* TASK TO COMPLETE: From the records below, extract all the text exactly and leave the images behind.
____ SUPPLIED RECORDS
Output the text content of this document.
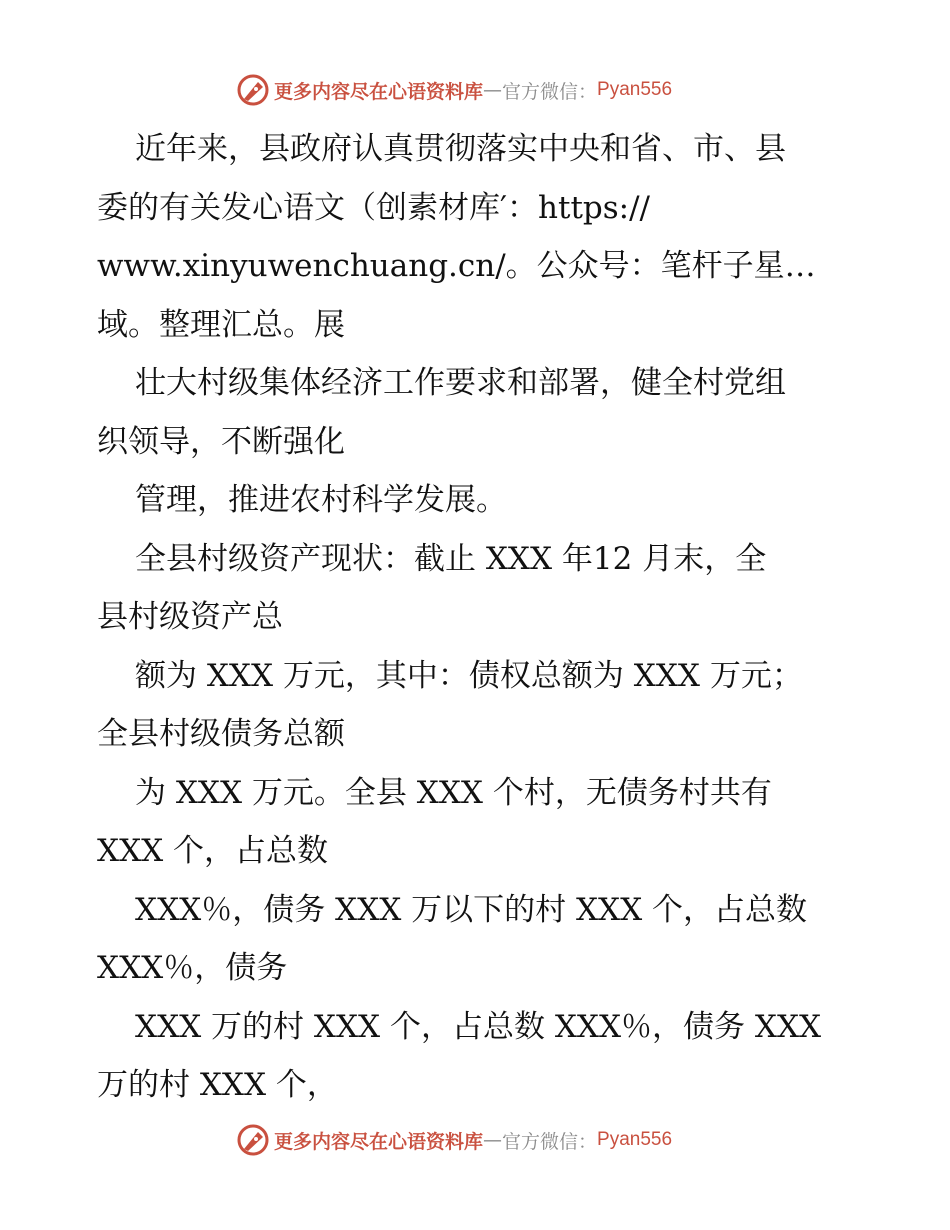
更多内容尽在心语资料库 — 官方微信： Pyan556
近年来，县政府认真贯彻落实中央和省、市、县
委的有关发心语文（创素材库′：https://
www.xinyuwenchuang.cn/。公众号：笔杆子星…
域。整理汇总。展
壮大村级集体经济工作要求和部署，健全村党组
织领导，不断强化
管理，推进农村科学发展。
全县村级资产现状：截止 XXX 年12 月末，全
县村级资产总
额为 XXX 万元，其中：债权总额为 XXX 万元；
全县村级债务总额
为 XXX 万元。全县 XXX 个村，无债务村共有
XXX 个，占总数
XXX％，债务 XXX 万以下的村 XXX 个，占总数
XXX％，债务
XXX 万的村 XXX 个，占总数 XXX％，债务 XXX
万的村 XXX 个，
更多内容尽在心语资料库 — 官方微信： Pyan556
________
* FINAL RESULT:
Output the text content of this document.
更多内容尽在心语资料库 — 官方微信： Pyan556
近年来，县政府认真贯彻落实中央和省、市、县
委的有关发心语文（创素材库′：https://
www.xinyuwenchuang.cn/。公众号：笔杆子星…
域。整理汇总。展
壮大村级集体经济工作要求和部署，健全村党组
织领导，不断强化
管理，推进农村科学发展。
全县村级资产现状：截止 XXX 年12 月末，全
县村级资产总
额为 XXX 万元，其中：债权总额为 XXX 万元；
全县村级债务总额
为 XXX 万元。全县 XXX 个村，无债务村共有
XXX 个，占总数
XXX％，债务 XXX 万以下的村 XXX 个，占总数
XXX％，债务
XXX 万的村 XXX 个，占总数 XXX％，债务 XXX
万的村 XXX 个，
更多内容尽在心语资料库 — 官方微信： Pyan556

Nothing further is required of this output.